__Requirements__
Pick out each line of the records in which the word "RESEARCH" appears.

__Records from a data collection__
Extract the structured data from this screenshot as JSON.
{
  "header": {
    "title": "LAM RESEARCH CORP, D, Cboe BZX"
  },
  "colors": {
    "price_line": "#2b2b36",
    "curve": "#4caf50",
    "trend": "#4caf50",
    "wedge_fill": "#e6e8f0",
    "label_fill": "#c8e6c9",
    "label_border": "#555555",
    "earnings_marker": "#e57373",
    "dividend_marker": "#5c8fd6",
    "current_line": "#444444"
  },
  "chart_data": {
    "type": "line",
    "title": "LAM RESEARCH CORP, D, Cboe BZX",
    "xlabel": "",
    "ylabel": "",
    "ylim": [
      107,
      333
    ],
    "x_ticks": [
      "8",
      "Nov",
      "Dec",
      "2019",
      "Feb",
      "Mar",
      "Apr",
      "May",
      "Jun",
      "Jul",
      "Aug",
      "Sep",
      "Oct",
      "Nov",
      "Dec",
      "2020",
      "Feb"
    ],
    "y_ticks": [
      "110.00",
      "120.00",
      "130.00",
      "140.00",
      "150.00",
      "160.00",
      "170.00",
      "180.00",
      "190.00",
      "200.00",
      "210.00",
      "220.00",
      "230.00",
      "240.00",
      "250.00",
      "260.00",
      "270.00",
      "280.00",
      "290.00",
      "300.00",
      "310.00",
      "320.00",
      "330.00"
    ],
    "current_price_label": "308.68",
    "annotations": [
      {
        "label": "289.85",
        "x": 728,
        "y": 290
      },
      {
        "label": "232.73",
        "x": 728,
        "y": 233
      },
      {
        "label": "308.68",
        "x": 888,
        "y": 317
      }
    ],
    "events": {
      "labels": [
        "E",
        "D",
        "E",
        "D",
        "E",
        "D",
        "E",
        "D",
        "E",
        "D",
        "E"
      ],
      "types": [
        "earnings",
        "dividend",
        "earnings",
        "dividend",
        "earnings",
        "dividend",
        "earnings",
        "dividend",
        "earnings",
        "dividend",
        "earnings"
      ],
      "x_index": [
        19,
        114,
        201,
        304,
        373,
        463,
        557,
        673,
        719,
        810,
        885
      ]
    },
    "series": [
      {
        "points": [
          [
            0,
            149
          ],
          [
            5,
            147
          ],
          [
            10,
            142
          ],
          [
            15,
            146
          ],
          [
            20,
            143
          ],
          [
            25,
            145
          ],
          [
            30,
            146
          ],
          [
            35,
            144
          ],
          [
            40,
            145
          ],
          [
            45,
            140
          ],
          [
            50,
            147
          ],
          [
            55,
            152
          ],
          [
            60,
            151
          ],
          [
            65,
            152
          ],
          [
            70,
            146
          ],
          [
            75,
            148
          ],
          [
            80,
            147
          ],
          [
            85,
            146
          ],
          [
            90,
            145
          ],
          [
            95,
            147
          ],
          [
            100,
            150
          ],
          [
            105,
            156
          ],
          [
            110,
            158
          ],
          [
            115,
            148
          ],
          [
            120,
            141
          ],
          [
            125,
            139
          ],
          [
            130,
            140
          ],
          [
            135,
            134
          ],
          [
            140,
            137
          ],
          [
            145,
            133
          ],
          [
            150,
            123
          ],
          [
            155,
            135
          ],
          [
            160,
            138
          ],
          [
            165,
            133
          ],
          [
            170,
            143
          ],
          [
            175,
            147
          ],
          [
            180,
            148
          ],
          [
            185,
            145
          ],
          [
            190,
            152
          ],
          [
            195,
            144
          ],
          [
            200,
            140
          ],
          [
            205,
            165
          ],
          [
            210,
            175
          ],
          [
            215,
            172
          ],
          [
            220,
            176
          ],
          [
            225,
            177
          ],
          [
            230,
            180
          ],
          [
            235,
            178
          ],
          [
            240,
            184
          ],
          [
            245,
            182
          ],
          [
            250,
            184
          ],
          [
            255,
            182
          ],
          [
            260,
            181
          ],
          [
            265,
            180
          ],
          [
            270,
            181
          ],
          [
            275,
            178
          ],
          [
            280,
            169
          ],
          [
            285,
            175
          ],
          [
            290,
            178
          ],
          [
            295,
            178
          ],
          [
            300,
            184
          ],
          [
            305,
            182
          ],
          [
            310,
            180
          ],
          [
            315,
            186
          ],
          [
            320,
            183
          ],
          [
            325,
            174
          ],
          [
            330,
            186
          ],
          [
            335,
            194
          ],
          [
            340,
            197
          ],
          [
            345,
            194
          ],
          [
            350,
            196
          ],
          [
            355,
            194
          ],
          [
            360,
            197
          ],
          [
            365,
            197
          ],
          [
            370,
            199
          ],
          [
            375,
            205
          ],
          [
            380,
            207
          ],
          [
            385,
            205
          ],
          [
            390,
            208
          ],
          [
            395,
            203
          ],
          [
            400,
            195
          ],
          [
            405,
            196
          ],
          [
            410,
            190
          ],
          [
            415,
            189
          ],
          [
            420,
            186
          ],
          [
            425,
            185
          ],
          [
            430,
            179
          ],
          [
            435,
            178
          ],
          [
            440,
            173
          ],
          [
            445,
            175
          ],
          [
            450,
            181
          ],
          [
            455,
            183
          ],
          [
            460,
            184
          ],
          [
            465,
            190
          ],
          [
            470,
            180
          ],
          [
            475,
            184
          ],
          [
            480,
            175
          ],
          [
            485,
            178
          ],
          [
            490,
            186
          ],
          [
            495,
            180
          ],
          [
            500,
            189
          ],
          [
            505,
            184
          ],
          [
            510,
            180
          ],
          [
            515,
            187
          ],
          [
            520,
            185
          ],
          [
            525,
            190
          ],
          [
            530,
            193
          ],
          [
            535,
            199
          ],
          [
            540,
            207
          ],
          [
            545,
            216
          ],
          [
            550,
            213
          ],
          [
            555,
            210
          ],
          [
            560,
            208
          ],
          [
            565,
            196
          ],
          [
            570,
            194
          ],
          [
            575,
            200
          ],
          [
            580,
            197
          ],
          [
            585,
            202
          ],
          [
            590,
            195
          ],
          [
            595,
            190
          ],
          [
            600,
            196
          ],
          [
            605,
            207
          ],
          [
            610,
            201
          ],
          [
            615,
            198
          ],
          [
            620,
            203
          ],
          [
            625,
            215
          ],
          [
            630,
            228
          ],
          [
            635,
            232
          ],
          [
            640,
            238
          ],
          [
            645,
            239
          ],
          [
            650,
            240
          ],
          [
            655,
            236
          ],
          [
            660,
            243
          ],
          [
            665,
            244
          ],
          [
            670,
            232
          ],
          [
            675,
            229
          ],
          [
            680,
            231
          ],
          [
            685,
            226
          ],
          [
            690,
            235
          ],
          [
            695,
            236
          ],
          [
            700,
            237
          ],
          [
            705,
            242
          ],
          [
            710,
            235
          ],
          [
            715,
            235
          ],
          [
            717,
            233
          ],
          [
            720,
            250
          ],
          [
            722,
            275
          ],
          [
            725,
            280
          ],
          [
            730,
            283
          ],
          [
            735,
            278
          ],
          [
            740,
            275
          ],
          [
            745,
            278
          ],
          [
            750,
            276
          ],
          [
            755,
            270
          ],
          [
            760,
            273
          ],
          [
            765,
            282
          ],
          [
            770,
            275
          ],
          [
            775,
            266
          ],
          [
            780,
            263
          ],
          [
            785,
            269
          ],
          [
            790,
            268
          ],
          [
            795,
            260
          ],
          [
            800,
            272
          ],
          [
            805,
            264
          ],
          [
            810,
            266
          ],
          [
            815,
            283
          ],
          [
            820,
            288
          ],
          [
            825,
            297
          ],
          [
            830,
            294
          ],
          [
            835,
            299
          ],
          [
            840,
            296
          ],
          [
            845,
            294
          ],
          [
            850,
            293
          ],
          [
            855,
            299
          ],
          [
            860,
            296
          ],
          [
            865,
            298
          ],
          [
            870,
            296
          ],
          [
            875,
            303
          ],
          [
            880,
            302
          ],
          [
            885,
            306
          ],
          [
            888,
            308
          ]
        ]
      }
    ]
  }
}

__Worked answer__
    "title": "LAM RESEARCH CORP, D, Cboe BZX"
    "title": "LAM RESEARCH CORP, D, Cboe BZX",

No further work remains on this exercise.